Leave every picture out and write out the records below exactly.

═══ Provided data

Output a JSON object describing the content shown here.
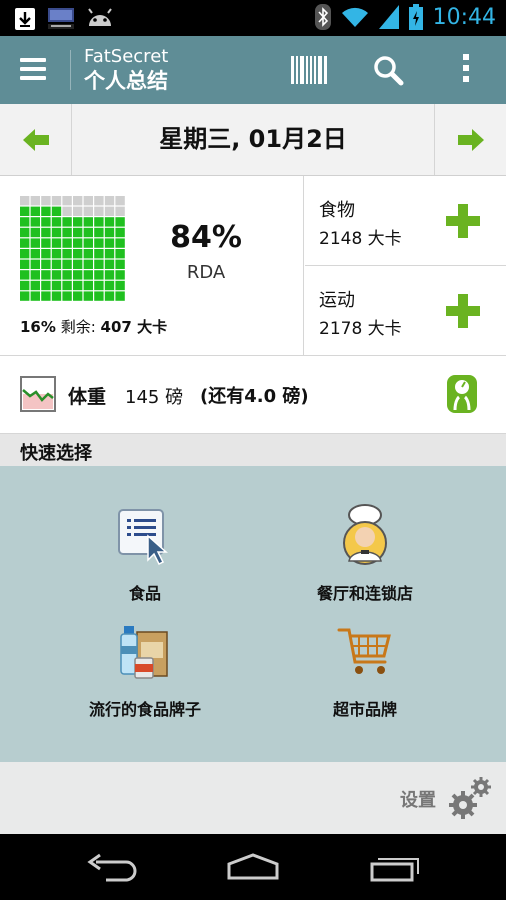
{
  "status_bar": {
    "time": "10:44",
    "icons": [
      "download-icon",
      "panasonic-icon",
      "android-icon",
      "bluetooth-icon",
      "wifi-icon",
      "signal-icon",
      "battery-icon"
    ]
  },
  "action_bar": {
    "app_name": "FatSecret",
    "subtitle": "个人总结"
  },
  "date_nav": {
    "label": "星期三, 01月2日"
  },
  "summary": {
    "rda_percent": "84%",
    "rda_label": "RDA",
    "rda_fraction": 0.84,
    "remaining_percent": "16%",
    "remaining_label": "剩余:",
    "remaining_value": "407 大卡"
  },
  "food": {
    "title": "食物",
    "value": "2148 大卡"
  },
  "exercise": {
    "title": "运动",
    "value": "2178 大卡"
  },
  "weight": {
    "label": "体重",
    "value": "145 磅",
    "remaining": "(还有4.0 磅)"
  },
  "quick_select": {
    "title": "快速选择",
    "items": [
      {
        "label": "食品"
      },
      {
        "label": "餐厅和连锁店"
      },
      {
        "label": "流行的食品牌子"
      },
      {
        "label": "超市品牌"
      }
    ]
  },
  "settings": {
    "label": "设置"
  },
  "colors": {
    "accent": "#5f8d96",
    "green": "#1fc01f",
    "clock": "#33b5e5"
  }
}
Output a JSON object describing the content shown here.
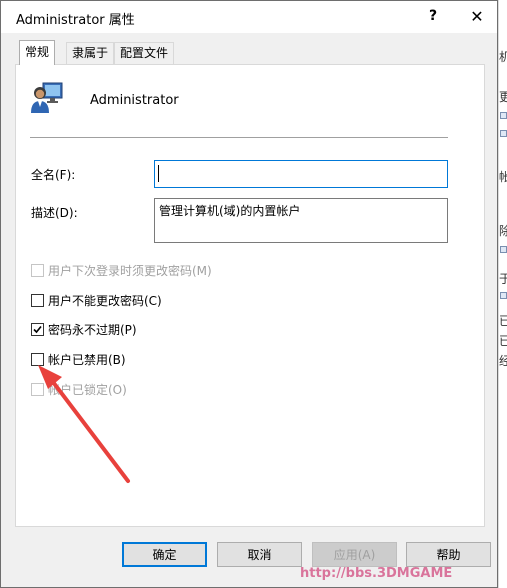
{
  "window": {
    "title": "Administrator 属性",
    "help_label": "?",
    "close_label": "✕"
  },
  "tabs": [
    {
      "label": "常规",
      "active": true
    },
    {
      "label": "隶属于",
      "active": false
    },
    {
      "label": "配置文件",
      "active": false
    }
  ],
  "general": {
    "username": "Administrator",
    "fullname_label": "全名(F):",
    "fullname_value": "",
    "description_label": "描述(D):",
    "description_value": "管理计算机(域)的内置帐户"
  },
  "checkboxes": [
    {
      "label": "用户下次登录时须更改密码(M)",
      "checked": false,
      "disabled": true
    },
    {
      "label": "用户不能更改密码(C)",
      "checked": false,
      "disabled": false
    },
    {
      "label": "密码永不过期(P)",
      "checked": true,
      "disabled": false
    },
    {
      "label": "帐户已禁用(B)",
      "checked": false,
      "disabled": false
    },
    {
      "label": "帐户已锁定(O)",
      "checked": false,
      "disabled": true
    }
  ],
  "buttons": {
    "ok": "确定",
    "cancel": "取消",
    "apply": "应用(A)",
    "help": "帮助"
  },
  "background_window": {
    "fragments": [
      "机",
      "更",
      "帐",
      "除",
      "于",
      "已",
      "已",
      "经"
    ]
  },
  "watermark": {
    "text": "http://bbs.3DMGAME"
  },
  "colors": {
    "accent": "#0078d7",
    "annotation_arrow": "#e8413c"
  }
}
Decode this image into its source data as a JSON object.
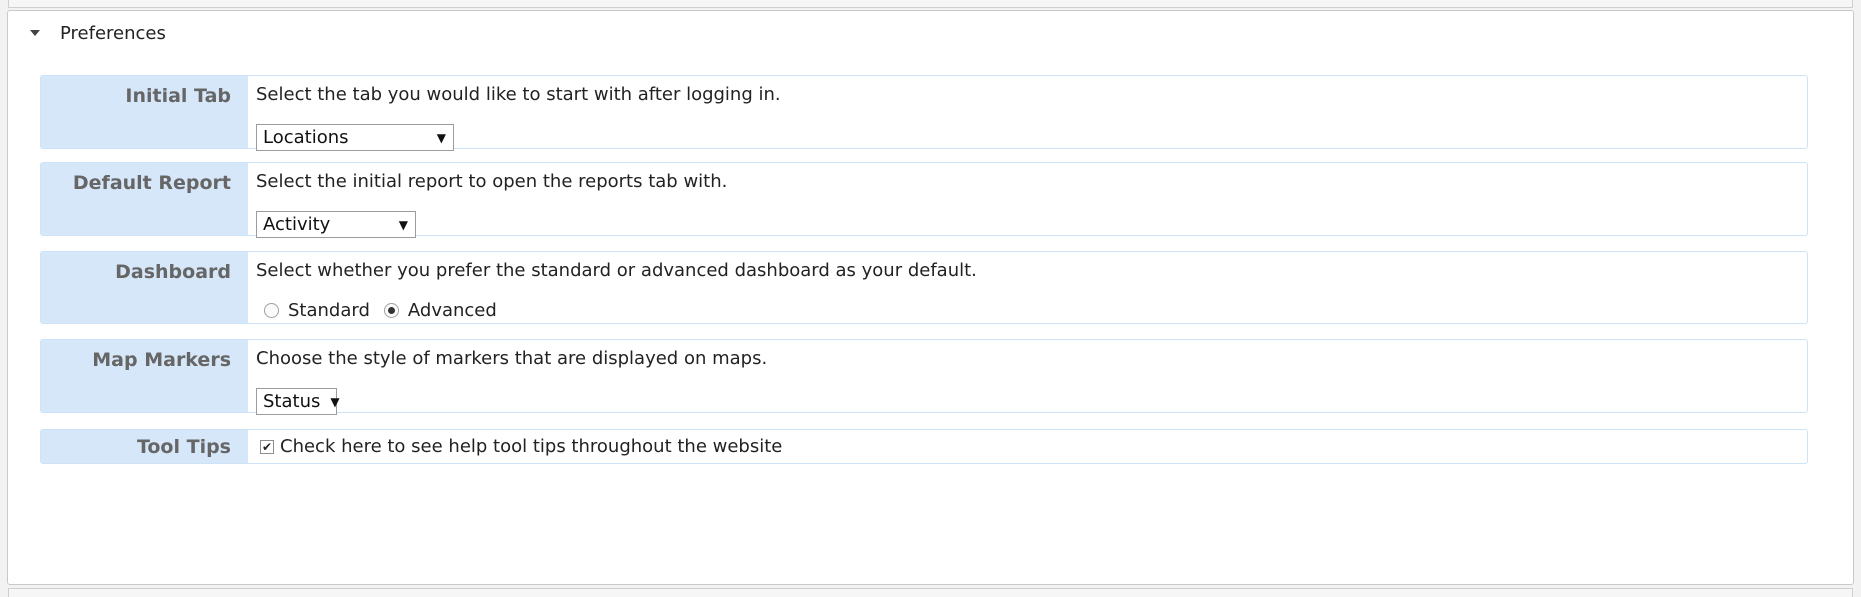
{
  "panel": {
    "title": "Preferences"
  },
  "rows": {
    "initial_tab": {
      "label": "Initial Tab",
      "description": "Select the tab you would like to start with after logging in.",
      "selected": "Locations"
    },
    "default_report": {
      "label": "Default Report",
      "description": "Select the initial report to open the reports tab with.",
      "selected": "Activity"
    },
    "dashboard": {
      "label": "Dashboard",
      "description": "Select whether you prefer the standard or advanced dashboard as your default.",
      "options": [
        {
          "label": "Standard",
          "checked": false
        },
        {
          "label": "Advanced",
          "checked": true
        }
      ]
    },
    "map_markers": {
      "label": "Map Markers",
      "description": "Choose the style of markers that are displayed on maps.",
      "selected": "Status"
    },
    "tool_tips": {
      "label": "Tool Tips",
      "checkbox_label": "Check here to see help tool tips throughout the website",
      "checked": true
    }
  },
  "colors": {
    "label_bg": "#d6e7fa",
    "row_border": "#cde3f7",
    "label_text": "#666666"
  },
  "icons": {
    "collapse": "caret-down-icon",
    "select_arrow": "select-arrow-icon"
  }
}
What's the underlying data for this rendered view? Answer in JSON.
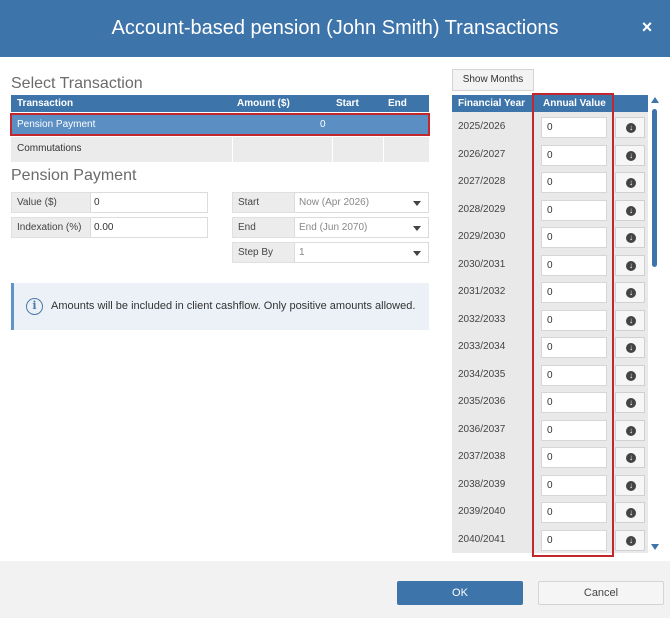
{
  "dialog": {
    "title": "Account-based pension (John Smith) Transactions",
    "close_icon": "×"
  },
  "select_transaction": {
    "heading": "Select Transaction",
    "columns": [
      "Transaction",
      "Amount ($)",
      "Start",
      "End"
    ],
    "rows": [
      {
        "transaction": "Pension Payment",
        "amount": "0",
        "start": "",
        "end": "",
        "selected": true
      },
      {
        "transaction": "Commutations",
        "amount": "",
        "start": "",
        "end": "",
        "selected": false
      }
    ]
  },
  "pension_payment": {
    "heading": "Pension Payment",
    "value_label": "Value ($)",
    "value": "0",
    "indexation_label": "Indexation (%)",
    "indexation": "0.00",
    "start_label": "Start",
    "start_value": "Now (Apr 2026)",
    "end_label": "End",
    "end_value": "End (Jun 2070)",
    "step_label": "Step By",
    "step_value": "1"
  },
  "info": {
    "icon": "info-icon",
    "text": "Amounts will be included in client cashflow. Only positive amounts allowed."
  },
  "annual_panel": {
    "show_months_label": "Show Months",
    "col_year": "Financial Year",
    "col_value": "Annual Value",
    "rows": [
      {
        "year": "2025/2026",
        "value": "0"
      },
      {
        "year": "2026/2027",
        "value": "0"
      },
      {
        "year": "2027/2028",
        "value": "0"
      },
      {
        "year": "2028/2029",
        "value": "0"
      },
      {
        "year": "2029/2030",
        "value": "0"
      },
      {
        "year": "2030/2031",
        "value": "0"
      },
      {
        "year": "2031/2032",
        "value": "0"
      },
      {
        "year": "2032/2033",
        "value": "0"
      },
      {
        "year": "2033/2034",
        "value": "0"
      },
      {
        "year": "2034/2035",
        "value": "0"
      },
      {
        "year": "2035/2036",
        "value": "0"
      },
      {
        "year": "2036/2037",
        "value": "0"
      },
      {
        "year": "2037/2038",
        "value": "0"
      },
      {
        "year": "2038/2039",
        "value": "0"
      },
      {
        "year": "2039/2040",
        "value": "0"
      },
      {
        "year": "2040/2041",
        "value": "0"
      }
    ]
  },
  "footer": {
    "ok_label": "OK",
    "cancel_label": "Cancel"
  },
  "colors": {
    "header_blue": "#3d74aa",
    "selected_row": "#5b8fc4",
    "highlight_red": "#c0282d"
  }
}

══════

Response below:
Output a JSON object describing the content shown here.
{
  "status_bar": {
    "time": "10:44",
    "icons": [
      "download-icon",
      "panasonic-icon",
      "android-icon",
      "bluetooth-icon",
      "wifi-icon",
      "signal-icon",
      "battery-icon"
    ]
  },
  "action_bar": {
    "app_name": "FatSecret",
    "subtitle": "个人总结"
  },
  "date_nav": {
    "label": "星期三, 01月2日"
  },
  "summary": {
    "rda_percent": "84%",
    "rda_label": "RDA",
    "rda_fraction": 0.84,
    "remaining_percent": "16%",
    "remaining_label": "剩余:",
    "remaining_value": "407 大卡"
  },
  "food": {
    "title": "食物",
    "value": "2148 大卡"
  },
  "exercise": {
    "title": "运动",
    "value": "2178 大卡"
  },
  "weight": {
    "label": "体重",
    "value": "145 磅",
    "remaining": "(还有4.0 磅)"
  },
  "quick_select": {
    "title": "快速选择",
    "items": [
      {
        "label": "食品"
      },
      {
        "label": "餐厅和连锁店"
      },
      {
        "label": "流行的食品牌子"
      },
      {
        "label": "超市品牌"
      }
    ]
  },
  "settings": {
    "label": "设置"
  },
  "colors": {
    "accent": "#5f8d96",
    "green": "#1fc01f",
    "clock": "#33b5e5"
  }
}
Output a JSON object describing the content shown here.
{
  "window": {
    "title": "Administrator 属性",
    "help_label": "?",
    "close_label": "✕"
  },
  "tabs": [
    {
      "label": "常规",
      "active": true
    },
    {
      "label": "隶属于",
      "active": false
    },
    {
      "label": "配置文件",
      "active": false
    }
  ],
  "general": {
    "username": "Administrator",
    "fullname_label": "全名(F):",
    "fullname_value": "",
    "description_label": "描述(D):",
    "description_value": "管理计算机(域)的内置帐户"
  },
  "checkboxes": [
    {
      "label": "用户下次登录时须更改密码(M)",
      "checked": false,
      "disabled": true
    },
    {
      "label": "用户不能更改密码(C)",
      "checked": false,
      "disabled": false
    },
    {
      "label": "密码永不过期(P)",
      "checked": true,
      "disabled": false
    },
    {
      "label": "帐户已禁用(B)",
      "checked": false,
      "disabled": false
    },
    {
      "label": "帐户已锁定(O)",
      "checked": false,
      "disabled": true
    }
  ],
  "buttons": {
    "ok": "确定",
    "cancel": "取消",
    "apply": "应用(A)",
    "help": "帮助"
  },
  "background_window": {
    "fragments": [
      "机",
      "更",
      "帐",
      "除",
      "于",
      "已",
      "已",
      "经"
    ]
  },
  "watermark": {
    "text": "http://bbs.3DMGAME"
  },
  "colors": {
    "accent": "#0078d7",
    "annotation_arrow": "#e8413c"
  }
}
Decode this image into its source data as a JSON object.
{
  "panel": {
    "title": "Preferences"
  },
  "rows": {
    "initial_tab": {
      "label": "Initial Tab",
      "description": "Select the tab you would like to start with after logging in.",
      "selected": "Locations"
    },
    "default_report": {
      "label": "Default Report",
      "description": "Select the initial report to open the reports tab with.",
      "selected": "Activity"
    },
    "dashboard": {
      "label": "Dashboard",
      "description": "Select whether you prefer the standard or advanced dashboard as your default.",
      "options": [
        {
          "label": "Standard",
          "checked": false
        },
        {
          "label": "Advanced",
          "checked": true
        }
      ]
    },
    "map_markers": {
      "label": "Map Markers",
      "description": "Choose the style of markers that are displayed on maps.",
      "selected": "Status"
    },
    "tool_tips": {
      "label": "Tool Tips",
      "checkbox_label": "Check here to see help tool tips throughout the website",
      "checked": true
    }
  },
  "colors": {
    "label_bg": "#d6e7fa",
    "row_border": "#cde3f7",
    "label_text": "#666666"
  },
  "icons": {
    "collapse": "caret-down-icon",
    "select_arrow": "select-arrow-icon"
  }
}
What's the underlying data for this rendered view? Answer in JSON.
{
  "dialog": {
    "title": "Account-based pension (John Smith) Transactions",
    "close_icon": "×"
  },
  "select_transaction": {
    "heading": "Select Transaction",
    "columns": [
      "Transaction",
      "Amount ($)",
      "Start",
      "End"
    ],
    "rows": [
      {
        "transaction": "Pension Payment",
        "amount": "0",
        "start": "",
        "end": "",
        "selected": true
      },
      {
        "transaction": "Commutations",
        "amount": "",
        "start": "",
        "end": "",
        "selected": false
      }
    ]
  },
  "pension_payment": {
    "heading": "Pension Payment",
    "value_label": "Value ($)",
    "value": "0",
    "indexation_label": "Indexation (%)",
    "indexation": "0.00",
    "start_label": "Start",
    "start_value": "Now (Apr 2026)",
    "end_label": "End",
    "end_value": "End (Jun 2070)",
    "step_label": "Step By",
    "step_value": "1"
  },
  "info": {
    "icon": "info-icon",
    "text": "Amounts will be included in client cashflow. Only positive amounts allowed."
  },
  "annual_panel": {
    "show_months_label": "Show Months",
    "col_year": "Financial Year",
    "col_value": "Annual Value",
    "rows": [
      {
        "year": "2025/2026",
        "value": "0"
      },
      {
        "year": "2026/2027",
        "value": "0"
      },
      {
        "year": "2027/2028",
        "value": "0"
      },
      {
        "year": "2028/2029",
        "value": "0"
      },
      {
        "year": "2029/2030",
        "value": "0"
      },
      {
        "year": "2030/2031",
        "value": "0"
      },
      {
        "year": "2031/2032",
        "value": "0"
      },
      {
        "year": "2032/2033",
        "value": "0"
      },
      {
        "year": "2033/2034",
        "value": "0"
      },
      {
        "year": "2034/2035",
        "value": "0"
      },
      {
        "year": "2035/2036",
        "value": "0"
      },
      {
        "year": "2036/2037",
        "value": "0"
      },
      {
        "year": "2037/2038",
        "value": "0"
      },
      {
        "year": "2038/2039",
        "value": "0"
      },
      {
        "year": "2039/2040",
        "value": "0"
      },
      {
        "year": "2040/2041",
        "value": "0"
      }
    ]
  },
  "footer": {
    "ok_label": "OK",
    "cancel_label": "Cancel"
  },
  "colors": {
    "header_blue": "#3d74aa",
    "selected_row": "#5b8fc4",
    "highlight_red": "#c0282d"
  }
}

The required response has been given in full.